Lines that include the word "title" are the ones to copy.
START PROVIDED ENTRIES
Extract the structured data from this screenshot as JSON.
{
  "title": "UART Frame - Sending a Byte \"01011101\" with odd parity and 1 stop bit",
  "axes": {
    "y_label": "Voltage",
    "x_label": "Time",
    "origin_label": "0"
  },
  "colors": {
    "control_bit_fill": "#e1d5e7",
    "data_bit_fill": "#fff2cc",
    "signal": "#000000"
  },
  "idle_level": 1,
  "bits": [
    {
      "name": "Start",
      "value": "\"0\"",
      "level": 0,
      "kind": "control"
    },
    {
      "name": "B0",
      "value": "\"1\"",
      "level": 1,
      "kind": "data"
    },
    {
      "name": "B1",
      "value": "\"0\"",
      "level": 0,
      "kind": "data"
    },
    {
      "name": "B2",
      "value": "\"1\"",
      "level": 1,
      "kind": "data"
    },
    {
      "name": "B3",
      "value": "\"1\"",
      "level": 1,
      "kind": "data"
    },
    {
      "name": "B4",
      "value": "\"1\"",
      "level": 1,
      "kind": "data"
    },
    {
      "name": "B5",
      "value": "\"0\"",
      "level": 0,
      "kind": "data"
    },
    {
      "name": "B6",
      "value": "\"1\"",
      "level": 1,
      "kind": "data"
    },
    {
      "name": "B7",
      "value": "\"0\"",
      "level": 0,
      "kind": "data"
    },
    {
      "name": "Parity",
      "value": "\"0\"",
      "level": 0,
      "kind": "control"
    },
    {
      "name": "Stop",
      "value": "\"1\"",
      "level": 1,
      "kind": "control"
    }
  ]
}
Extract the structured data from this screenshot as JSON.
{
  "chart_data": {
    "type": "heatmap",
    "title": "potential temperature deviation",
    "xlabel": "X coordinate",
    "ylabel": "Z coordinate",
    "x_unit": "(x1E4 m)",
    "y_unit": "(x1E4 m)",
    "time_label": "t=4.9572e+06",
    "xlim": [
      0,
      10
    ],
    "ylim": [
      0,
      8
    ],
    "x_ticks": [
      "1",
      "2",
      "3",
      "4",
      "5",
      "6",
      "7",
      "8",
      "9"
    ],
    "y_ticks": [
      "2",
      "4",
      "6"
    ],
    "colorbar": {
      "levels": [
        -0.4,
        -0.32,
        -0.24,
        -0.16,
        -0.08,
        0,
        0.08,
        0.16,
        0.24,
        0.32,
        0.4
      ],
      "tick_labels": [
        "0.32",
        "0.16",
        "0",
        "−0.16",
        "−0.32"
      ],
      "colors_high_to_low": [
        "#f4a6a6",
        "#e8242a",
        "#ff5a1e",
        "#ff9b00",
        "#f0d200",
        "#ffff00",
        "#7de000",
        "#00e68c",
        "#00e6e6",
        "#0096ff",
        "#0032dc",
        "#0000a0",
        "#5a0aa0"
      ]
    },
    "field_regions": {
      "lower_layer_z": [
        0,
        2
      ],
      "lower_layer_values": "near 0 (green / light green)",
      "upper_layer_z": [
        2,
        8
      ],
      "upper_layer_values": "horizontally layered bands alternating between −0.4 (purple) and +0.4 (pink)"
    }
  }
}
END PROVIDED ENTRIES
◆ **TASK OUTPUT**
  "title": "UART Frame - Sending a Byte \"01011101\" with odd parity and 1 stop bit",
    "title": "potential temperature deviation",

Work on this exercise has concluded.